• [WORK TO BE COMPLETED] Output every record word for word.

• [RECORDED DATA]
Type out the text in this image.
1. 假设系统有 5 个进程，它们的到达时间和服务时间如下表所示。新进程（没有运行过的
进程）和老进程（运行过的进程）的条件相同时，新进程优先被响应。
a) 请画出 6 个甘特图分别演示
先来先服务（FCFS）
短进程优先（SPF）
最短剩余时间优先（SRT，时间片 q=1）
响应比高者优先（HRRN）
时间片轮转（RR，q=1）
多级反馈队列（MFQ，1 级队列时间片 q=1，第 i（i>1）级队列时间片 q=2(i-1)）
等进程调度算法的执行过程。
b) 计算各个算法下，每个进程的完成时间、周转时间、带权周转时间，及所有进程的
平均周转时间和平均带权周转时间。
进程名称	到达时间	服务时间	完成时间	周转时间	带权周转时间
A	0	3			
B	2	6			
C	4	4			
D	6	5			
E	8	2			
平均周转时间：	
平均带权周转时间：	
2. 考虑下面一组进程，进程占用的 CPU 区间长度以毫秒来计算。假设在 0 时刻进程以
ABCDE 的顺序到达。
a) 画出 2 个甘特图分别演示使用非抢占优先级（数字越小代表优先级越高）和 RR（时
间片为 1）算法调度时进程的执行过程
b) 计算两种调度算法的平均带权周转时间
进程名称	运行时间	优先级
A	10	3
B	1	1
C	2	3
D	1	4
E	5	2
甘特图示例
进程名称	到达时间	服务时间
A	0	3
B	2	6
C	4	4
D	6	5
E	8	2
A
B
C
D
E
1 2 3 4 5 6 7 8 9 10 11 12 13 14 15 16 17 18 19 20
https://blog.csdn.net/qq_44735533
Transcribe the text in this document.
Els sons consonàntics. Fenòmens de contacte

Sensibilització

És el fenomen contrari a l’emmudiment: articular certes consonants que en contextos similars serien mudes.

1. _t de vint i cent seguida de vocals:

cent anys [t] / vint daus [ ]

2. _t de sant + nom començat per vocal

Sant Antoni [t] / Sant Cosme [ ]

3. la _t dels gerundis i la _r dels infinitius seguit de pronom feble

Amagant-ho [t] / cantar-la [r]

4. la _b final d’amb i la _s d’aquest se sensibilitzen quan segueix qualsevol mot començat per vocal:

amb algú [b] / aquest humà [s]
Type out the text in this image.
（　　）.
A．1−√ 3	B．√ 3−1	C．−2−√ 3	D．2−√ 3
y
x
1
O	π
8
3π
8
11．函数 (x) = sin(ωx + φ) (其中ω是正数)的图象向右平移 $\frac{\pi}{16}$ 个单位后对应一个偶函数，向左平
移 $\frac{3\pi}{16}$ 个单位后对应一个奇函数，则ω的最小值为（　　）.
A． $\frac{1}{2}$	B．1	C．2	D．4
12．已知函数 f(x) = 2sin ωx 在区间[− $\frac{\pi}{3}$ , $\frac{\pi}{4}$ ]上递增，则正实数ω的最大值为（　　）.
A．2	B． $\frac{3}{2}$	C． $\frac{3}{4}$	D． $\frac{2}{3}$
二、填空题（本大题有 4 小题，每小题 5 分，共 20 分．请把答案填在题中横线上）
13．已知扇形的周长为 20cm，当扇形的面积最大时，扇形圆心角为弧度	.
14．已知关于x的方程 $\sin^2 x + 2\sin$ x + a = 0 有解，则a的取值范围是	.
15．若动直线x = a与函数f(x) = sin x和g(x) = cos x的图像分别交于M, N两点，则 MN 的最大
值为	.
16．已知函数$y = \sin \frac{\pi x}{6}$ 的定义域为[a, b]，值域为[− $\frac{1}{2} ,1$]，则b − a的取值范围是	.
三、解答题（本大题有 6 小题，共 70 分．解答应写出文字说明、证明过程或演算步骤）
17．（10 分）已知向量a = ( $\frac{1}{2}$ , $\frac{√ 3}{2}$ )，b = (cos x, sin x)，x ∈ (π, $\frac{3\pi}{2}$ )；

• [FULL SOLUTION]
Type out the text in this image.
1. 假设系统有 5 个进程，它们的到达时间和服务时间如下表所示。新进程（没有运行过的
进程）和老进程（运行过的进程）的条件相同时，新进程优先被响应。
a) 请画出 6 个甘特图分别演示
先来先服务（FCFS）
短进程优先（SPF）
最短剩余时间优先（SRT，时间片 q=1）
响应比高者优先（HRRN）
时间片轮转（RR，q=1）
多级反馈队列（MFQ，1 级队列时间片 q=1，第 i（i>1）级队列时间片 q=2(i-1)）
等进程调度算法的执行过程。
b) 计算各个算法下，每个进程的完成时间、周转时间、带权周转时间，及所有进程的
平均周转时间和平均带权周转时间。
进程名称	到达时间	服务时间	完成时间	周转时间	带权周转时间
A	0	3			
B	2	6			
C	4	4			
D	6	5			
E	8	2			
平均周转时间：	
平均带权周转时间：	
2. 考虑下面一组进程，进程占用的 CPU 区间长度以毫秒来计算。假设在 0 时刻进程以
ABCDE 的顺序到达。
a) 画出 2 个甘特图分别演示使用非抢占优先级（数字越小代表优先级越高）和 RR（时
间片为 1）算法调度时进程的执行过程
b) 计算两种调度算法的平均带权周转时间
进程名称	运行时间	优先级
A	10	3
B	1	1
C	2	3
D	1	4
E	5	2
甘特图示例
进程名称	到达时间	服务时间
A	0	3
B	2	6
C	4	4
D	6	5
E	8	2
A
B
C
D
E
1 2 3 4 5 6 7 8 9 10 11 12 13 14 15 16 17 18 19 20
https://blog.csdn.net/qq_44735533
Transcribe the text in this document.
Els sons consonàntics. Fenòmens de contacte

Sensibilització

És el fenomen contrari a l’emmudiment: articular certes consonants que en contextos similars serien mudes.

1. _t de vint i cent seguida de vocals:

cent anys [t] / vint daus [ ]

2. _t de sant + nom començat per vocal

Sant Antoni [t] / Sant Cosme [ ]

3. la _t dels gerundis i la _r dels infinitius seguit de pronom feble

Amagant-ho [t] / cantar-la [r]

4. la _b final d’amb i la _s d’aquest se sensibilitzen quan segueix qualsevol mot començat per vocal:

amb algú [b] / aquest humà [s]
Type out the text in this image.
（　　）.
A．1−√ 3	B．√ 3−1	C．−2−√ 3	D．2−√ 3
y
x
1
O	π
8
3π
8
11．函数 (x) = sin(ωx + φ) (其中ω是正数)的图象向右平移 $\frac{\pi}{16}$ 个单位后对应一个偶函数，向左平
移 $\frac{3\pi}{16}$ 个单位后对应一个奇函数，则ω的最小值为（　　）.
A． $\frac{1}{2}$	B．1	C．2	D．4
12．已知函数 f(x) = 2sin ωx 在区间[− $\frac{\pi}{3}$ , $\frac{\pi}{4}$ ]上递增，则正实数ω的最大值为（　　）.
A．2	B． $\frac{3}{2}$	C． $\frac{3}{4}$	D． $\frac{2}{3}$
二、填空题（本大题有 4 小题，每小题 5 分，共 20 分．请把答案填在题中横线上）
13．已知扇形的周长为 20cm，当扇形的面积最大时，扇形圆心角为弧度	.
14．已知关于x的方程 $\sin^2 x + 2\sin$ x + a = 0 有解，则a的取值范围是	.
15．若动直线x = a与函数f(x) = sin x和g(x) = cos x的图像分别交于M, N两点，则 MN 的最大
值为	.
16．已知函数$y = \sin \frac{\pi x}{6}$ 的定义域为[a, b]，值域为[− $\frac{1}{2} ,1$]，则b − a的取值范围是	.
三、解答题（本大题有 6 小题，共 70 分．解答应写出文字说明、证明过程或演算步骤）
17．（10 分）已知向量a = ( $\frac{1}{2}$ , $\frac{√ 3}{2}$ )，b = (cos x, sin x)，x ∈ (π, $\frac{3\pi}{2}$ )；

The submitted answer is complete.